* _Exercise material_
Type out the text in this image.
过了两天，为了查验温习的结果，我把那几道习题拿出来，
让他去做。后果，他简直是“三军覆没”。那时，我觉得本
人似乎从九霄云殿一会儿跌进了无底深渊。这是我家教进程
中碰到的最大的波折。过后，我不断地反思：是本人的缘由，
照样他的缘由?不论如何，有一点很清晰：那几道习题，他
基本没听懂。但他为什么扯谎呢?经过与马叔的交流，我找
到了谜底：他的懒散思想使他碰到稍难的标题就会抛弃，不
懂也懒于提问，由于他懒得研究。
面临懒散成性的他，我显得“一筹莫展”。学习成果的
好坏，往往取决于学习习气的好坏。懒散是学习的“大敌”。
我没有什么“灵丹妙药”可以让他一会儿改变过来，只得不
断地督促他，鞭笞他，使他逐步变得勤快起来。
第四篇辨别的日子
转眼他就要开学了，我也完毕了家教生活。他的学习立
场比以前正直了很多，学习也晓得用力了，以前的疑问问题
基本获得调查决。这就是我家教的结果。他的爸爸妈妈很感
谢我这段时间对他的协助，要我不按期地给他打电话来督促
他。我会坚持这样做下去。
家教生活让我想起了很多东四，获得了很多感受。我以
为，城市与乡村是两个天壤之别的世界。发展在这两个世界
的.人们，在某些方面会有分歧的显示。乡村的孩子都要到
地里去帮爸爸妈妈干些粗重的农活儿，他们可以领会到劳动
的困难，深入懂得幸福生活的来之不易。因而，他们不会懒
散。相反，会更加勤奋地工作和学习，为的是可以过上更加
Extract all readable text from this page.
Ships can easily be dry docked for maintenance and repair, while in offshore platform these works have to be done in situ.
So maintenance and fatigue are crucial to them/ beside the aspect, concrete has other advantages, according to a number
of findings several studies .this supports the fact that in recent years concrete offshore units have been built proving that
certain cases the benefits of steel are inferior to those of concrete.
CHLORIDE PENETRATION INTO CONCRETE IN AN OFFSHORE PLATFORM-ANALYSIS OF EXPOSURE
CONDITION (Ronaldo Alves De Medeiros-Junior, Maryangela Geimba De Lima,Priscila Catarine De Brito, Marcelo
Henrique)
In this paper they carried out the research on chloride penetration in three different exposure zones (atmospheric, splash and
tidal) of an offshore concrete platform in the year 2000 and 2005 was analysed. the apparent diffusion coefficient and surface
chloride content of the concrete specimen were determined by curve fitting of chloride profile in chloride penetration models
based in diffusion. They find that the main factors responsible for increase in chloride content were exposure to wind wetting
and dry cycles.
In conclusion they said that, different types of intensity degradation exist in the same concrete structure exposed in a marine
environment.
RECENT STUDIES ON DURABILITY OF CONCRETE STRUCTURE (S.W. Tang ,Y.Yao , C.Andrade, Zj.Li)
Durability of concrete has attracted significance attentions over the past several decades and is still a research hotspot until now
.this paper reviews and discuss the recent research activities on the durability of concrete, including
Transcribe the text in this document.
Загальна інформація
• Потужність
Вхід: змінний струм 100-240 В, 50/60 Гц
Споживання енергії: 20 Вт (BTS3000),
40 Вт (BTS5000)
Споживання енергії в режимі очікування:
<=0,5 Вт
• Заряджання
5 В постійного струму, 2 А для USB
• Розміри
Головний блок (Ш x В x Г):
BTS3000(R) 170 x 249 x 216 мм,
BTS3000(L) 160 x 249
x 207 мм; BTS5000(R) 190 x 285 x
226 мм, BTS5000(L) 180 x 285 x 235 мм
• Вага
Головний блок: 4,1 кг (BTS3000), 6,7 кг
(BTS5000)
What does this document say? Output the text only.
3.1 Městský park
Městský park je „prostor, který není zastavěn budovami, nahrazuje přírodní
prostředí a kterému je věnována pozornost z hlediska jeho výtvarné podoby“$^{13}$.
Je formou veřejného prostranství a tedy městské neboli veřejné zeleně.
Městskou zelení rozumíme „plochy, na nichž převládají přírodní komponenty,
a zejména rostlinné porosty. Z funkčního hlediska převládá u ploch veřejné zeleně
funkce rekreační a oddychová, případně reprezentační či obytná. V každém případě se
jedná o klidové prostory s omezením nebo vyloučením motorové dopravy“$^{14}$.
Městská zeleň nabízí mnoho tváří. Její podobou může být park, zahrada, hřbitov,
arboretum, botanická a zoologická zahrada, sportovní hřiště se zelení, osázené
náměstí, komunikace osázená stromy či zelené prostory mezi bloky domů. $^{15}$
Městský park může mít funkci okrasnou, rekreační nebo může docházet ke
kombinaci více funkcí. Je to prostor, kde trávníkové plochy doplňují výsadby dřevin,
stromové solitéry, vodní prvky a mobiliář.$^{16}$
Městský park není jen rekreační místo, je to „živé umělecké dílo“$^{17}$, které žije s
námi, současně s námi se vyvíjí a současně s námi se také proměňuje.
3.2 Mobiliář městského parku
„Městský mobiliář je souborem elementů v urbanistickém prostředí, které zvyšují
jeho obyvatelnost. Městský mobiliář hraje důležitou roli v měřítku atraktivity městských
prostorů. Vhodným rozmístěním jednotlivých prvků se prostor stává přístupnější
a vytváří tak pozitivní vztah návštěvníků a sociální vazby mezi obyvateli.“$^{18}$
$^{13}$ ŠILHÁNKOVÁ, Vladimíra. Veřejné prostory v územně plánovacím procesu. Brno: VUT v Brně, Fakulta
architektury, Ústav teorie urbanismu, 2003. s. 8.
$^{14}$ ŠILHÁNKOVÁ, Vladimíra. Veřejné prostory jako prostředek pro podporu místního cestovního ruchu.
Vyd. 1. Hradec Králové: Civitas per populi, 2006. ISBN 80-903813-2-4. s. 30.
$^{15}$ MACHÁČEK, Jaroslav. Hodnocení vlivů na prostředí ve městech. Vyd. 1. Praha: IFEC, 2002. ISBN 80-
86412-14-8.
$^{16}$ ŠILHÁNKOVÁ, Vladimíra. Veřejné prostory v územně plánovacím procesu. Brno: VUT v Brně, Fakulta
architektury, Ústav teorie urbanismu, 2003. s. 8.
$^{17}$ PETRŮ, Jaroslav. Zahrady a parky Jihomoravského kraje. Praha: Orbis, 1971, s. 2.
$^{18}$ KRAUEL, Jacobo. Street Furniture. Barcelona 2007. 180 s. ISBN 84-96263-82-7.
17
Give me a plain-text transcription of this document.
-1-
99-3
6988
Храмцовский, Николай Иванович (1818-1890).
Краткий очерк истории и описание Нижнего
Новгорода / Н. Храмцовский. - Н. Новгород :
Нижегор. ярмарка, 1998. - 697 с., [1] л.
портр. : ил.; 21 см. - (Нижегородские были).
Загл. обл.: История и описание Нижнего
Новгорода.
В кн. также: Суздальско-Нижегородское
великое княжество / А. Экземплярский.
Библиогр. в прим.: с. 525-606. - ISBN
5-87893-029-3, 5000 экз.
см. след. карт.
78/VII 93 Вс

* _What you are asked to do_
Return all the data exactly as given.

* _Answer for the task_
Type out the text in this image.
过了两天，为了查验温习的结果，我把那几道习题拿出来，
让他去做。后果，他简直是“三军覆没”。那时，我觉得本
人似乎从九霄云殿一会儿跌进了无底深渊。这是我家教进程
中碰到的最大的波折。过后，我不断地反思：是本人的缘由，
照样他的缘由?不论如何，有一点很清晰：那几道习题，他
基本没听懂。但他为什么扯谎呢?经过与马叔的交流，我找
到了谜底：他的懒散思想使他碰到稍难的标题就会抛弃，不
懂也懒于提问，由于他懒得研究。
面临懒散成性的他，我显得“一筹莫展”。学习成果的
好坏，往往取决于学习习气的好坏。懒散是学习的“大敌”。
我没有什么“灵丹妙药”可以让他一会儿改变过来，只得不
断地督促他，鞭笞他，使他逐步变得勤快起来。
第四篇辨别的日子
转眼他就要开学了，我也完毕了家教生活。他的学习立
场比以前正直了很多，学习也晓得用力了，以前的疑问问题
基本获得调查决。这就是我家教的结果。他的爸爸妈妈很感
谢我这段时间对他的协助，要我不按期地给他打电话来督促
他。我会坚持这样做下去。
家教生活让我想起了很多东四，获得了很多感受。我以
为，城市与乡村是两个天壤之别的世界。发展在这两个世界
的.人们，在某些方面会有分歧的显示。乡村的孩子都要到
地里去帮爸爸妈妈干些粗重的农活儿，他们可以领会到劳动
的困难，深入懂得幸福生活的来之不易。因而，他们不会懒
散。相反，会更加勤奋地工作和学习，为的是可以过上更加
Extract all readable text from this page.
Ships can easily be dry docked for maintenance and repair, while in offshore platform these works have to be done in situ.
So maintenance and fatigue are crucial to them/ beside the aspect, concrete has other advantages, according to a number
of findings several studies .this supports the fact that in recent years concrete offshore units have been built proving that
certain cases the benefits of steel are inferior to those of concrete.
CHLORIDE PENETRATION INTO CONCRETE IN AN OFFSHORE PLATFORM-ANALYSIS OF EXPOSURE
CONDITION (Ronaldo Alves De Medeiros-Junior, Maryangela Geimba De Lima,Priscila Catarine De Brito, Marcelo
Henrique)
In this paper they carried out the research on chloride penetration in three different exposure zones (atmospheric, splash and
tidal) of an offshore concrete platform in the year 2000 and 2005 was analysed. the apparent diffusion coefficient and surface
chloride content of the concrete specimen were determined by curve fitting of chloride profile in chloride penetration models
based in diffusion. They find that the main factors responsible for increase in chloride content were exposure to wind wetting
and dry cycles.
In conclusion they said that, different types of intensity degradation exist in the same concrete structure exposed in a marine
environment.
RECENT STUDIES ON DURABILITY OF CONCRETE STRUCTURE (S.W. Tang ,Y.Yao , C.Andrade, Zj.Li)
Durability of concrete has attracted significance attentions over the past several decades and is still a research hotspot until now
.this paper reviews and discuss the recent research activities on the durability of concrete, including
Transcribe the text in this document.
Загальна інформація
• Потужність
Вхід: змінний струм 100-240 В, 50/60 Гц
Споживання енергії: 20 Вт (BTS3000),
40 Вт (BTS5000)
Споживання енергії в режимі очікування:
<=0,5 Вт
• Заряджання
5 В постійного струму, 2 А для USB
• Розміри
Головний блок (Ш x В x Г):
BTS3000(R) 170 x 249 x 216 мм,
BTS3000(L) 160 x 249
x 207 мм; BTS5000(R) 190 x 285 x
226 мм, BTS5000(L) 180 x 285 x 235 мм
• Вага
Головний блок: 4,1 кг (BTS3000), 6,7 кг
(BTS5000)
What does this document say? Output the text only.
3.1 Městský park
Městský park je „prostor, který není zastavěn budovami, nahrazuje přírodní
prostředí a kterému je věnována pozornost z hlediska jeho výtvarné podoby“$^{13}$.
Je formou veřejného prostranství a tedy městské neboli veřejné zeleně.
Městskou zelení rozumíme „plochy, na nichž převládají přírodní komponenty,
a zejména rostlinné porosty. Z funkčního hlediska převládá u ploch veřejné zeleně
funkce rekreační a oddychová, případně reprezentační či obytná. V každém případě se
jedná o klidové prostory s omezením nebo vyloučením motorové dopravy“$^{14}$.
Městská zeleň nabízí mnoho tváří. Její podobou může být park, zahrada, hřbitov,
arboretum, botanická a zoologická zahrada, sportovní hřiště se zelení, osázené
náměstí, komunikace osázená stromy či zelené prostory mezi bloky domů. $^{15}$
Městský park může mít funkci okrasnou, rekreační nebo může docházet ke
kombinaci více funkcí. Je to prostor, kde trávníkové plochy doplňují výsadby dřevin,
stromové solitéry, vodní prvky a mobiliář.$^{16}$
Městský park není jen rekreační místo, je to „živé umělecké dílo“$^{17}$, které žije s
námi, současně s námi se vyvíjí a současně s námi se také proměňuje.
3.2 Mobiliář městského parku
„Městský mobiliář je souborem elementů v urbanistickém prostředí, které zvyšují
jeho obyvatelnost. Městský mobiliář hraje důležitou roli v měřítku atraktivity městských
prostorů. Vhodným rozmístěním jednotlivých prvků se prostor stává přístupnější
a vytváří tak pozitivní vztah návštěvníků a sociální vazby mezi obyvateli.“$^{18}$
$^{13}$ ŠILHÁNKOVÁ, Vladimíra. Veřejné prostory v územně plánovacím procesu. Brno: VUT v Brně, Fakulta
architektury, Ústav teorie urbanismu, 2003. s. 8.
$^{14}$ ŠILHÁNKOVÁ, Vladimíra. Veřejné prostory jako prostředek pro podporu místního cestovního ruchu.
Vyd. 1. Hradec Králové: Civitas per populi, 2006. ISBN 80-903813-2-4. s. 30.
$^{15}$ MACHÁČEK, Jaroslav. Hodnocení vlivů na prostředí ve městech. Vyd. 1. Praha: IFEC, 2002. ISBN 80-
86412-14-8.
$^{16}$ ŠILHÁNKOVÁ, Vladimíra. Veřejné prostory v územně plánovacím procesu. Brno: VUT v Brně, Fakulta
architektury, Ústav teorie urbanismu, 2003. s. 8.
$^{17}$ PETRŮ, Jaroslav. Zahrady a parky Jihomoravského kraje. Praha: Orbis, 1971, s. 2.
$^{18}$ KRAUEL, Jacobo. Street Furniture. Barcelona 2007. 180 s. ISBN 84-96263-82-7.
17
Give me a plain-text transcription of this document.
-1-
99-3
6988
Храмцовский, Николай Иванович (1818-1890).
Краткий очерк истории и описание Нижнего
Новгорода / Н. Храмцовский. - Н. Новгород :
Нижегор. ярмарка, 1998. - 697 с., [1] л.
портр. : ил.; 21 см. - (Нижегородские были).
Загл. обл.: История и описание Нижнего
Новгорода.
В кн. также: Суздальско-Нижегородское
великое княжество / А. Экземплярский.
Библиогр. в прим.: с. 525-606. - ISBN
5-87893-029-3, 5000 экз.
см. след. карт.
78/VII 93 Вс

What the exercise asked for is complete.